Dataset records:
━━━━━━

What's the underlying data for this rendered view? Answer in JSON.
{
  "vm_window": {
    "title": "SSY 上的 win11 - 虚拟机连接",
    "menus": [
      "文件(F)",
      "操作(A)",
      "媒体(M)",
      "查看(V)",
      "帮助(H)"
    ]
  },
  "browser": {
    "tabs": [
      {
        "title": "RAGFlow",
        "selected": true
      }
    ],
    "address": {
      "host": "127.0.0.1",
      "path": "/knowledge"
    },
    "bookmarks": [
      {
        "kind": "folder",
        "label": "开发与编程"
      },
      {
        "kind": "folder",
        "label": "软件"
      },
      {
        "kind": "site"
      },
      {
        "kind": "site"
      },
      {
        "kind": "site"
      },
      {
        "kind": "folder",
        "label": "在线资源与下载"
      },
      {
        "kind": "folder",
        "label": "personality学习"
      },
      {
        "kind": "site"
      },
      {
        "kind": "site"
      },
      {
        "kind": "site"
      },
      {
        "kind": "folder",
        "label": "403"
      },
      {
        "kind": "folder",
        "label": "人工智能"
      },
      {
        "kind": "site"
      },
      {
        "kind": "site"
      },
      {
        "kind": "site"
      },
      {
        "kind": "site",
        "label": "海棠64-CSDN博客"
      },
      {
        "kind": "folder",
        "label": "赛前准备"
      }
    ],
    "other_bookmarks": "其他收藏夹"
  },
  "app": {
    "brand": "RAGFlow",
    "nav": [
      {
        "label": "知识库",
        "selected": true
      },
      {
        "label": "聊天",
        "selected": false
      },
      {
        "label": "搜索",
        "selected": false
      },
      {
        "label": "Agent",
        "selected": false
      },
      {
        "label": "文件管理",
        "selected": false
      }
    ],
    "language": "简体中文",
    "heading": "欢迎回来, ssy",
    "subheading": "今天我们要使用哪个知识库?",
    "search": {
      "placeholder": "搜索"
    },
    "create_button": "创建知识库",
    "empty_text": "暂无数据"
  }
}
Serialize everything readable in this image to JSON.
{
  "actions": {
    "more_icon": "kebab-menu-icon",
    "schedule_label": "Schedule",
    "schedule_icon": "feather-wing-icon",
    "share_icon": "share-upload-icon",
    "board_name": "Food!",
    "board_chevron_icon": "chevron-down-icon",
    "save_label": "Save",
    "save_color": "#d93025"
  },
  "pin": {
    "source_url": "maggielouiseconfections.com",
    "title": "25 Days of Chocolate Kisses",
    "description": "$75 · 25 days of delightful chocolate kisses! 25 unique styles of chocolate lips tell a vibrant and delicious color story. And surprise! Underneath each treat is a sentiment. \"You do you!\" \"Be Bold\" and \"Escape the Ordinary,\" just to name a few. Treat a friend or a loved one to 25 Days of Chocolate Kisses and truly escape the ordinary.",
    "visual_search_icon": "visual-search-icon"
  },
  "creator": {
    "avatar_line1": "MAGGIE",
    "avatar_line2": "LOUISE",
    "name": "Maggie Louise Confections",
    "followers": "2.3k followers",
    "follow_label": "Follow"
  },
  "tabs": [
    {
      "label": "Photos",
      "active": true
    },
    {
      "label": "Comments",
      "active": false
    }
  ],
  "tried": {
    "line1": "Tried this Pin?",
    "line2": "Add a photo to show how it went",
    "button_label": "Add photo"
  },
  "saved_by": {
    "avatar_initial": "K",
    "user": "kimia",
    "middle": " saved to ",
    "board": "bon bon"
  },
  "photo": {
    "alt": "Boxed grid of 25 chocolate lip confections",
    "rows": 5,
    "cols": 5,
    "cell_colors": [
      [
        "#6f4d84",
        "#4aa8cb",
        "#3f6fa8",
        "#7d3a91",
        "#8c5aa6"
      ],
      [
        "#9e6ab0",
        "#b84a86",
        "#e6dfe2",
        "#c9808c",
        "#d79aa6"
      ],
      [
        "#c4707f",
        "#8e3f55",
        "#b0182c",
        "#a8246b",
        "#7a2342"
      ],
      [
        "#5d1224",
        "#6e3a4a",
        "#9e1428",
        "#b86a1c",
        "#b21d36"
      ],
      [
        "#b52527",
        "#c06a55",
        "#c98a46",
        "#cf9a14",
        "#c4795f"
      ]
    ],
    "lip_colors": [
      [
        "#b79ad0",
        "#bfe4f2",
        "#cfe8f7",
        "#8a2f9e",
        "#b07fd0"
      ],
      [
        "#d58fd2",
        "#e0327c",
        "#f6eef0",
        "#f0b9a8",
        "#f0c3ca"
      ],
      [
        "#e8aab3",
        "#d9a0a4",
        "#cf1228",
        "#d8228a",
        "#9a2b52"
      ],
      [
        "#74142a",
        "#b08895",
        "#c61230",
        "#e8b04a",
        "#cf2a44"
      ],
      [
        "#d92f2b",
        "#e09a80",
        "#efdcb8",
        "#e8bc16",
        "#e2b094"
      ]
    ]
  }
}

━━━━━━

### To do:
From the first line to the last, retype the data exactly.

### Full output:
What's the underlying data for this rendered view? Answer in JSON.
{
  "vm_window": {
    "title": "SSY 上的 win11 - 虚拟机连接",
    "menus": [
      "文件(F)",
      "操作(A)",
      "媒体(M)",
      "查看(V)",
      "帮助(H)"
    ]
  },
  "browser": {
    "tabs": [
      {
        "title": "RAGFlow",
        "selected": true
      }
    ],
    "address": {
      "host": "127.0.0.1",
      "path": "/knowledge"
    },
    "bookmarks": [
      {
        "kind": "folder",
        "label": "开发与编程"
      },
      {
        "kind": "folder",
        "label": "软件"
      },
      {
        "kind": "site"
      },
      {
        "kind": "site"
      },
      {
        "kind": "site"
      },
      {
        "kind": "folder",
        "label": "在线资源与下载"
      },
      {
        "kind": "folder",
        "label": "personality学习"
      },
      {
        "kind": "site"
      },
      {
        "kind": "site"
      },
      {
        "kind": "site"
      },
      {
        "kind": "folder",
        "label": "403"
      },
      {
        "kind": "folder",
        "label": "人工智能"
      },
      {
        "kind": "site"
      },
      {
        "kind": "site"
      },
      {
        "kind": "site"
      },
      {
        "kind": "site",
        "label": "海棠64-CSDN博客"
      },
      {
        "kind": "folder",
        "label": "赛前准备"
      }
    ],
    "other_bookmarks": "其他收藏夹"
  },
  "app": {
    "brand": "RAGFlow",
    "nav": [
      {
        "label": "知识库",
        "selected": true
      },
      {
        "label": "聊天",
        "selected": false
      },
      {
        "label": "搜索",
        "selected": false
      },
      {
        "label": "Agent",
        "selected": false
      },
      {
        "label": "文件管理",
        "selected": false
      }
    ],
    "language": "简体中文",
    "heading": "欢迎回来, ssy",
    "subheading": "今天我们要使用哪个知识库?",
    "search": {
      "placeholder": "搜索"
    },
    "create_button": "创建知识库",
    "empty_text": "暂无数据"
  }
}
Serialize everything readable in this image to JSON.
{
  "actions": {
    "more_icon": "kebab-menu-icon",
    "schedule_label": "Schedule",
    "schedule_icon": "feather-wing-icon",
    "share_icon": "share-upload-icon",
    "board_name": "Food!",
    "board_chevron_icon": "chevron-down-icon",
    "save_label": "Save",
    "save_color": "#d93025"
  },
  "pin": {
    "source_url": "maggielouiseconfections.com",
    "title": "25 Days of Chocolate Kisses",
    "description": "$75 · 25 days of delightful chocolate kisses! 25 unique styles of chocolate lips tell a vibrant and delicious color story. And surprise! Underneath each treat is a sentiment. \"You do you!\" \"Be Bold\" and \"Escape the Ordinary,\" just to name a few. Treat a friend or a loved one to 25 Days of Chocolate Kisses and truly escape the ordinary.",
    "visual_search_icon": "visual-search-icon"
  },
  "creator": {
    "avatar_line1": "MAGGIE",
    "avatar_line2": "LOUISE",
    "name": "Maggie Louise Confections",
    "followers": "2.3k followers",
    "follow_label": "Follow"
  },
  "tabs": [
    {
      "label": "Photos",
      "active": true
    },
    {
      "label": "Comments",
      "active": false
    }
  ],
  "tried": {
    "line1": "Tried this Pin?",
    "line2": "Add a photo to show how it went",
    "button_label": "Add photo"
  },
  "saved_by": {
    "avatar_initial": "K",
    "user": "kimia",
    "middle": " saved to ",
    "board": "bon bon"
  },
  "photo": {
    "alt": "Boxed grid of 25 chocolate lip confections",
    "rows": 5,
    "cols": 5,
    "cell_colors": [
      [
        "#6f4d84",
        "#4aa8cb",
        "#3f6fa8",
        "#7d3a91",
        "#8c5aa6"
      ],
      [
        "#9e6ab0",
        "#b84a86",
        "#e6dfe2",
        "#c9808c",
        "#d79aa6"
      ],
      [
        "#c4707f",
        "#8e3f55",
        "#b0182c",
        "#a8246b",
        "#7a2342"
      ],
      [
        "#5d1224",
        "#6e3a4a",
        "#9e1428",
        "#b86a1c",
        "#b21d36"
      ],
      [
        "#b52527",
        "#c06a55",
        "#c98a46",
        "#cf9a14",
        "#c4795f"
      ]
    ],
    "lip_colors": [
      [
        "#b79ad0",
        "#bfe4f2",
        "#cfe8f7",
        "#8a2f9e",
        "#b07fd0"
      ],
      [
        "#d58fd2",
        "#e0327c",
        "#f6eef0",
        "#f0b9a8",
        "#f0c3ca"
      ],
      [
        "#e8aab3",
        "#d9a0a4",
        "#cf1228",
        "#d8228a",
        "#9a2b52"
      ],
      [
        "#74142a",
        "#b08895",
        "#c61230",
        "#e8b04a",
        "#cf2a44"
      ],
      [
        "#d92f2b",
        "#e09a80",
        "#efdcb8",
        "#e8bc16",
        "#e2b094"
      ]
    ]
  }
}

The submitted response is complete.